Problem
Copy out the entries exactly, from the first line to the last.

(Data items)
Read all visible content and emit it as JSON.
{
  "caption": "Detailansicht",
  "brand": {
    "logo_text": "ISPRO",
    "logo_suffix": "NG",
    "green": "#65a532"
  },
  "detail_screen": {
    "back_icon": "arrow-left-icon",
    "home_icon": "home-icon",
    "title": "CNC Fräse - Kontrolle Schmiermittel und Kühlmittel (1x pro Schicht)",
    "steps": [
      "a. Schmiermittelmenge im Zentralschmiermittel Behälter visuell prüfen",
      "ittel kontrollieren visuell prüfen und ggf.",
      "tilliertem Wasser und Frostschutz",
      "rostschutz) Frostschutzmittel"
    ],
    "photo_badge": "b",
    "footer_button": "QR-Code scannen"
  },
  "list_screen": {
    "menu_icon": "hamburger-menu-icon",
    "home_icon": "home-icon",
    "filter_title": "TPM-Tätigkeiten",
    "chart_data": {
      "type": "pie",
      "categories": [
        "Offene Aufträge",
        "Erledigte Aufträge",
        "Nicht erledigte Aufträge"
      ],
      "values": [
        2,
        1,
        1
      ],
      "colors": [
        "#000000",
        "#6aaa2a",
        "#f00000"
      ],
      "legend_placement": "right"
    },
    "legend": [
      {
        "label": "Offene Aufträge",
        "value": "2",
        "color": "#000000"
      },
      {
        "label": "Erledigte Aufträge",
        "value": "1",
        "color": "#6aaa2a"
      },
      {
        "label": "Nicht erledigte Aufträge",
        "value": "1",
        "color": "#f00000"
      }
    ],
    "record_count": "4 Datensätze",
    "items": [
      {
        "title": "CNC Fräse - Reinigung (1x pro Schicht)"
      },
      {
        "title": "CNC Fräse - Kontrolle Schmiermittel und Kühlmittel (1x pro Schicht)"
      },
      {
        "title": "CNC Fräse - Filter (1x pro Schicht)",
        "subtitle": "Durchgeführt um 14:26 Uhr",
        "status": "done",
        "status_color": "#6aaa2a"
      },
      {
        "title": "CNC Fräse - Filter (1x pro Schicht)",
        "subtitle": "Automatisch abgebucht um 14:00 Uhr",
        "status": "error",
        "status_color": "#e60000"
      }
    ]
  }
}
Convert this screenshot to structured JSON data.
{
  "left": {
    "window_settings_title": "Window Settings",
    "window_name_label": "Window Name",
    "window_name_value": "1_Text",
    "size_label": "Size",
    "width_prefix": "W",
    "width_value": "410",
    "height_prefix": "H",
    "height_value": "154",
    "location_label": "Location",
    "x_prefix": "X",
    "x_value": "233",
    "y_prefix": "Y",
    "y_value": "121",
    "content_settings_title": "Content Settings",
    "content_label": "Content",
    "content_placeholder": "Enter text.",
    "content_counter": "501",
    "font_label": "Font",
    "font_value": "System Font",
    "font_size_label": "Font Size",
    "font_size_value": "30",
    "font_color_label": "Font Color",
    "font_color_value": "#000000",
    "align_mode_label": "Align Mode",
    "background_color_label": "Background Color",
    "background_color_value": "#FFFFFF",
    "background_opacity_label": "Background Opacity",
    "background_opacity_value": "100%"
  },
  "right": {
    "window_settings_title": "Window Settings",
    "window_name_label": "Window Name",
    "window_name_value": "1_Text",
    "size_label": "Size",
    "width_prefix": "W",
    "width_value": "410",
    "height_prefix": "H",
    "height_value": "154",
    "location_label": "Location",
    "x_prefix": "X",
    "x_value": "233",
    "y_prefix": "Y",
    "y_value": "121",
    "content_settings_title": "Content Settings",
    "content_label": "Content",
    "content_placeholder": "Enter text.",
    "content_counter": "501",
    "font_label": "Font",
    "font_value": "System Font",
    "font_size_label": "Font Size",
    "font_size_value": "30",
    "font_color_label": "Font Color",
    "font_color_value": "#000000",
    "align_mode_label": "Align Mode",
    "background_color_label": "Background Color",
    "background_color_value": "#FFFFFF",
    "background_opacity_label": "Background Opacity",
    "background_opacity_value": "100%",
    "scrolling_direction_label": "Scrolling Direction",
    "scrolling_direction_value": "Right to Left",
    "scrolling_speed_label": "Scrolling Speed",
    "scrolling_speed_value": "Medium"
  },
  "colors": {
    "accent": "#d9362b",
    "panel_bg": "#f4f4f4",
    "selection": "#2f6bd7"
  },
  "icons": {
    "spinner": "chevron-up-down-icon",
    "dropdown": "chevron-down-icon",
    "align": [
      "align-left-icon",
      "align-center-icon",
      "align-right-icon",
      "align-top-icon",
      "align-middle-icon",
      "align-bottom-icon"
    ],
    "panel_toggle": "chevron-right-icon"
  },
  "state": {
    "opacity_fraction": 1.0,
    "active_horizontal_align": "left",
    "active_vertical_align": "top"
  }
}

Full response
Read all visible content and emit it as JSON.
{
  "caption": "Detailansicht",
  "brand": {
    "logo_text": "ISPRO",
    "logo_suffix": "NG",
    "green": "#65a532"
  },
  "detail_screen": {
    "back_icon": "arrow-left-icon",
    "home_icon": "home-icon",
    "title": "CNC Fräse - Kontrolle Schmiermittel und Kühlmittel (1x pro Schicht)",
    "steps": [
      "a. Schmiermittelmenge im Zentralschmiermittel Behälter visuell prüfen",
      "ittel kontrollieren visuell prüfen und ggf.",
      "tilliertem Wasser und Frostschutz",
      "rostschutz) Frostschutzmittel"
    ],
    "photo_badge": "b",
    "footer_button": "QR-Code scannen"
  },
  "list_screen": {
    "menu_icon": "hamburger-menu-icon",
    "home_icon": "home-icon",
    "filter_title": "TPM-Tätigkeiten",
    "chart_data": {
      "type": "pie",
      "categories": [
        "Offene Aufträge",
        "Erledigte Aufträge",
        "Nicht erledigte Aufträge"
      ],
      "values": [
        2,
        1,
        1
      ],
      "colors": [
        "#000000",
        "#6aaa2a",
        "#f00000"
      ],
      "legend_placement": "right"
    },
    "legend": [
      {
        "label": "Offene Aufträge",
        "value": "2",
        "color": "#000000"
      },
      {
        "label": "Erledigte Aufträge",
        "value": "1",
        "color": "#6aaa2a"
      },
      {
        "label": "Nicht erledigte Aufträge",
        "value": "1",
        "color": "#f00000"
      }
    ],
    "record_count": "4 Datensätze",
    "items": [
      {
        "title": "CNC Fräse - Reinigung (1x pro Schicht)"
      },
      {
        "title": "CNC Fräse - Kontrolle Schmiermittel und Kühlmittel (1x pro Schicht)"
      },
      {
        "title": "CNC Fräse - Filter (1x pro Schicht)",
        "subtitle": "Durchgeführt um 14:26 Uhr",
        "status": "done",
        "status_color": "#6aaa2a"
      },
      {
        "title": "CNC Fräse - Filter (1x pro Schicht)",
        "subtitle": "Automatisch abgebucht um 14:00 Uhr",
        "status": "error",
        "status_color": "#e60000"
      }
    ]
  }
}
Convert this screenshot to structured JSON data.
{
  "left": {
    "window_settings_title": "Window Settings",
    "window_name_label": "Window Name",
    "window_name_value": "1_Text",
    "size_label": "Size",
    "width_prefix": "W",
    "width_value": "410",
    "height_prefix": "H",
    "height_value": "154",
    "location_label": "Location",
    "x_prefix": "X",
    "x_value": "233",
    "y_prefix": "Y",
    "y_value": "121",
    "content_settings_title": "Content Settings",
    "content_label": "Content",
    "content_placeholder": "Enter text.",
    "content_counter": "501",
    "font_label": "Font",
    "font_value": "System Font",
    "font_size_label": "Font Size",
    "font_size_value": "30",
    "font_color_label": "Font Color",
    "font_color_value": "#000000",
    "align_mode_label": "Align Mode",
    "background_color_label": "Background Color",
    "background_color_value": "#FFFFFF",
    "background_opacity_label": "Background Opacity",
    "background_opacity_value": "100%"
  },
  "right": {
    "window_settings_title": "Window Settings",
    "window_name_label": "Window Name",
    "window_name_value": "1_Text",
    "size_label": "Size",
    "width_prefix": "W",
    "width_value": "410",
    "height_prefix": "H",
    "height_value": "154",
    "location_label": "Location",
    "x_prefix": "X",
    "x_value": "233",
    "y_prefix": "Y",
    "y_value": "121",
    "content_settings_title": "Content Settings",
    "content_label": "Content",
    "content_placeholder": "Enter text.",
    "content_counter": "501",
    "font_label": "Font",
    "font_value": "System Font",
    "font_size_label": "Font Size",
    "font_size_value": "30",
    "font_color_label": "Font Color",
    "font_color_value": "#000000",
    "align_mode_label": "Align Mode",
    "background_color_label": "Background Color",
    "background_color_value": "#FFFFFF",
    "background_opacity_label": "Background Opacity",
    "background_opacity_value": "100%",
    "scrolling_direction_label": "Scrolling Direction",
    "scrolling_direction_value": "Right to Left",
    "scrolling_speed_label": "Scrolling Speed",
    "scrolling_speed_value": "Medium"
  },
  "colors": {
    "accent": "#d9362b",
    "panel_bg": "#f4f4f4",
    "selection": "#2f6bd7"
  },
  "icons": {
    "spinner": "chevron-up-down-icon",
    "dropdown": "chevron-down-icon",
    "align": [
      "align-left-icon",
      "align-center-icon",
      "align-right-icon",
      "align-top-icon",
      "align-middle-icon",
      "align-bottom-icon"
    ],
    "panel_toggle": "chevron-right-icon"
  },
  "state": {
    "opacity_fraction": 1.0,
    "active_horizontal_align": "left",
    "active_vertical_align": "top"
  }
}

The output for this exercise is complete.